*TEXT TO READ*:
>>>
At the time of this writing, Bitcoin trades around $65,584 with very high 10.41% volatility and a bearish sentiment reading. Such conditions can heighten market sensitivity to concentrated redemptions.

What to watch next in institutional crypto allocations

Signals to monitor: next 13F cycle, cohort shifts, ETF flows

The next 13F cycle will clarify whether hedge fund selling was a one-off basis-trade unwind or a continuing de‑risking. Changes in advisor allocations and primary ETF flow patterns will help separate tactical moves from strategic shifts.

Case study: Harvard’s IBIT trim and Ethereum rotation context

Decrypt reported that Harvard Management Company cut its stake in BlackRock’s iShares Bitcoin Trust (IBIT) by roughly 20% in Q4 while opening a position in a spot Ethereum ETF. Observers interpret this as diversification and a more differentiated view across digital assets.
<<<
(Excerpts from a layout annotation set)
>>>
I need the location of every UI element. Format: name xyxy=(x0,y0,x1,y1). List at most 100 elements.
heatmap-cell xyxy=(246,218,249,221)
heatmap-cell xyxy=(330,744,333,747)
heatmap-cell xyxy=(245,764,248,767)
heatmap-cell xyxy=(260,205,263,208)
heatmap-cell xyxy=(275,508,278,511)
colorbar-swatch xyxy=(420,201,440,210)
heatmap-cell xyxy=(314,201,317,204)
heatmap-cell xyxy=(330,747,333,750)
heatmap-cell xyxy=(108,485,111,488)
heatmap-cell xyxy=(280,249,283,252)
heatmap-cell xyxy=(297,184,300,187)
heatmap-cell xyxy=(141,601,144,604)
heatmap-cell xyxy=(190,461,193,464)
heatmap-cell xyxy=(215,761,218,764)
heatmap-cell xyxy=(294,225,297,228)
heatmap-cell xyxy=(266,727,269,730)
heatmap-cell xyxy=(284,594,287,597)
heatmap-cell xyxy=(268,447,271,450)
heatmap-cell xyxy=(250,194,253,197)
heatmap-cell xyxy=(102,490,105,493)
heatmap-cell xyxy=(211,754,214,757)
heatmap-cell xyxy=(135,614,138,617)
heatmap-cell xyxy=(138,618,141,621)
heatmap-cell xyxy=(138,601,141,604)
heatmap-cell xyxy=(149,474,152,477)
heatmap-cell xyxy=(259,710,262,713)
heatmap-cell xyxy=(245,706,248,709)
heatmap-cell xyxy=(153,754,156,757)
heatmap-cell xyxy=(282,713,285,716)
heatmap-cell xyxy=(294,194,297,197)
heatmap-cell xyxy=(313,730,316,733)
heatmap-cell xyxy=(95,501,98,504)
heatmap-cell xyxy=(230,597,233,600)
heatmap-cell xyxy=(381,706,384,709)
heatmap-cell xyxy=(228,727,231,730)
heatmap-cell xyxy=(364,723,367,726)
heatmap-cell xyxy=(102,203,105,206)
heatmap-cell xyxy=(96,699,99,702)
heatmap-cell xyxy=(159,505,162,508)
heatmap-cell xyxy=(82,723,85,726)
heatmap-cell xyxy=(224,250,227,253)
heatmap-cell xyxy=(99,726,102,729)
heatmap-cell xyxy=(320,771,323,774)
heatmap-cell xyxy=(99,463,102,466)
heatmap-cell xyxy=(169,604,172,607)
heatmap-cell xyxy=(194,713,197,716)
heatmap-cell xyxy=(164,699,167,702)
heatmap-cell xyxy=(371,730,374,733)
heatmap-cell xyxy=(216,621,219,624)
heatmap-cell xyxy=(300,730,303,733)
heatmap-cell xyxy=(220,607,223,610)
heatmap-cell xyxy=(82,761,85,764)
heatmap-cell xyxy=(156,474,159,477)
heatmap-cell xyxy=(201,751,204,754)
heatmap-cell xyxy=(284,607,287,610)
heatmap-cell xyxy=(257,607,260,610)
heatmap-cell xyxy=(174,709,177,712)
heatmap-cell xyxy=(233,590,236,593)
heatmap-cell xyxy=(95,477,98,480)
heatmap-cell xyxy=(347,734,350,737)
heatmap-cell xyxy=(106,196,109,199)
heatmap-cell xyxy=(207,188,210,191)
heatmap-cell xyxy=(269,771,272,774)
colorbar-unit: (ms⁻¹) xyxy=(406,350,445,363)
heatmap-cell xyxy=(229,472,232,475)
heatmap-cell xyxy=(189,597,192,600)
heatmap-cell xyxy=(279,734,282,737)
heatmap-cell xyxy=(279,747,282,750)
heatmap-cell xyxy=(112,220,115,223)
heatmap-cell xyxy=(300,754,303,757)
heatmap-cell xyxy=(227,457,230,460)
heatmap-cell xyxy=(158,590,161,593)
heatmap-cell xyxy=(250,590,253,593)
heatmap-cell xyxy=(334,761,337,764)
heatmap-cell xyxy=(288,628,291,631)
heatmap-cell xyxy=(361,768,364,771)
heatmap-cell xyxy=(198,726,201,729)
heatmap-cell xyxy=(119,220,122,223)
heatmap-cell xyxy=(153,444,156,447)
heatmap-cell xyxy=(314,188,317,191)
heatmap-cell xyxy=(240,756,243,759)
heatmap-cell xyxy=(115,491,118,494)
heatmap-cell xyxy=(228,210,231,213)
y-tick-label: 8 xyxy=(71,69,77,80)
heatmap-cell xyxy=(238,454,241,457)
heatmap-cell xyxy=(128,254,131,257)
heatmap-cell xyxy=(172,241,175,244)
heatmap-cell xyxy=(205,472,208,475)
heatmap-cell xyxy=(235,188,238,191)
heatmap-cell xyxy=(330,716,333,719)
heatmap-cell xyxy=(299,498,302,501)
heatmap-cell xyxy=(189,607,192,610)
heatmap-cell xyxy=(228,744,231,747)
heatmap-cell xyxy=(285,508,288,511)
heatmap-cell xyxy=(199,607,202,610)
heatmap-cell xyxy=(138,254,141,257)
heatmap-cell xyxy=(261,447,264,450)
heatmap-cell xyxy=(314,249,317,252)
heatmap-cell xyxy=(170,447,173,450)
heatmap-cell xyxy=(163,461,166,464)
<<<
*WHAT IS ASKED*:
(1) Can you sum up the passage on institutional crypto allocations in two sentences?
(2) Which signals to monitor does the passage on institutional crypto allocations name?
(3) How would the passage on institutional crypto allocations go on after its final sentence? Keep writing from that point.

*ANSWERS BELOW*:
(1) With Bitcoin trading around $65,584 amid 10.41% volatility and bearish sentiment, the market may be more sensitive to concentrated redemptions, and the next 13F cycle, changes in advisor allocations and primary ETF flow patterns should help separate tactical moves from strategic shifts. Decrypt reported that Harvard Management Company cut its stake in BlackRock's iShares Bitcoin Trust by roughly 20% in Q4 while opening a position in a spot Ethereum ETF, which observers interpret as diversification.

(2)
- Next 13F cycle
- Cohort shifts
- ETF flows

(3)
FAQ about Bitcoin ETF outflows

Who were the biggest sellers, hedge funds or financial advisors, and why did they reduce exposure?

Advisors and hedge funds were the largest net sellers. Many hedge funds unwound a basis trade as spreads compressed; others repositioned tactically.

How much Bitcoin exposure was sold in Q4 2025 (BTC and USD terms), and how significant is it versus total ETF AUM?

About 25,000 BTC and roughly $1.6 billion among 13F filers. Relative significance cannot be determined here; the figures only reflect reported 13F holders.